§ TASK GOAL: Omit the pictures, then reproduce every remaining record exactly.

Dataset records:
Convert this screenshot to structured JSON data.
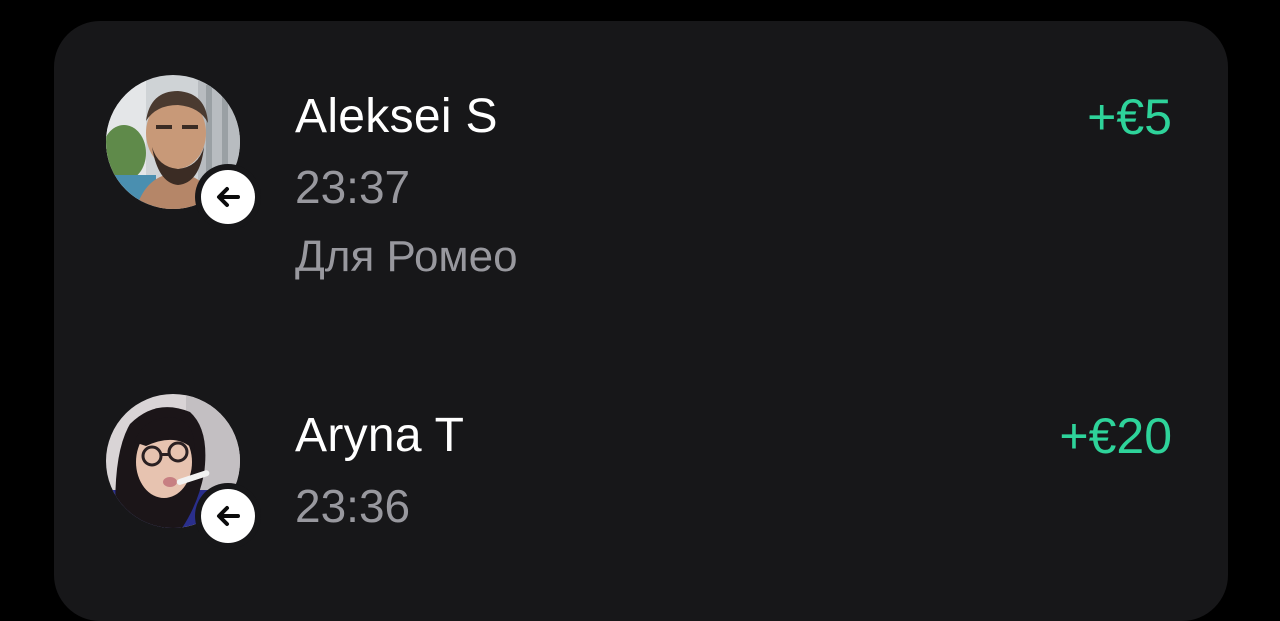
{
  "colors": {
    "background": "#000000",
    "card": "#171719",
    "primary_text": "#ffffff",
    "secondary_text": "#98989e",
    "amount_positive": "#2ed39a"
  },
  "transactions": [
    {
      "name": "Aleksei S",
      "time": "23:37",
      "note": "Для Ромео",
      "amount": "+€5",
      "direction_icon": "arrow-left-icon",
      "avatar": "user-avatar-photo"
    },
    {
      "name": "Aryna T",
      "time": "23:36",
      "amount": "+€20",
      "direction_icon": "arrow-left-icon",
      "avatar": "user-avatar-photo"
    }
  ]
}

§ SOLUTION TO THIS EXERCISE:
Convert this screenshot to structured JSON data.
{
  "colors": {
    "background": "#000000",
    "card": "#171719",
    "primary_text": "#ffffff",
    "secondary_text": "#98989e",
    "amount_positive": "#2ed39a"
  },
  "transactions": [
    {
      "name": "Aleksei S",
      "time": "23:37",
      "note": "Для Ромео",
      "amount": "+€5",
      "direction_icon": "arrow-left-icon",
      "avatar": "user-avatar-photo"
    },
    {
      "name": "Aryna T",
      "time": "23:36",
      "amount": "+€20",
      "direction_icon": "arrow-left-icon",
      "avatar": "user-avatar-photo"
    }
  ]
}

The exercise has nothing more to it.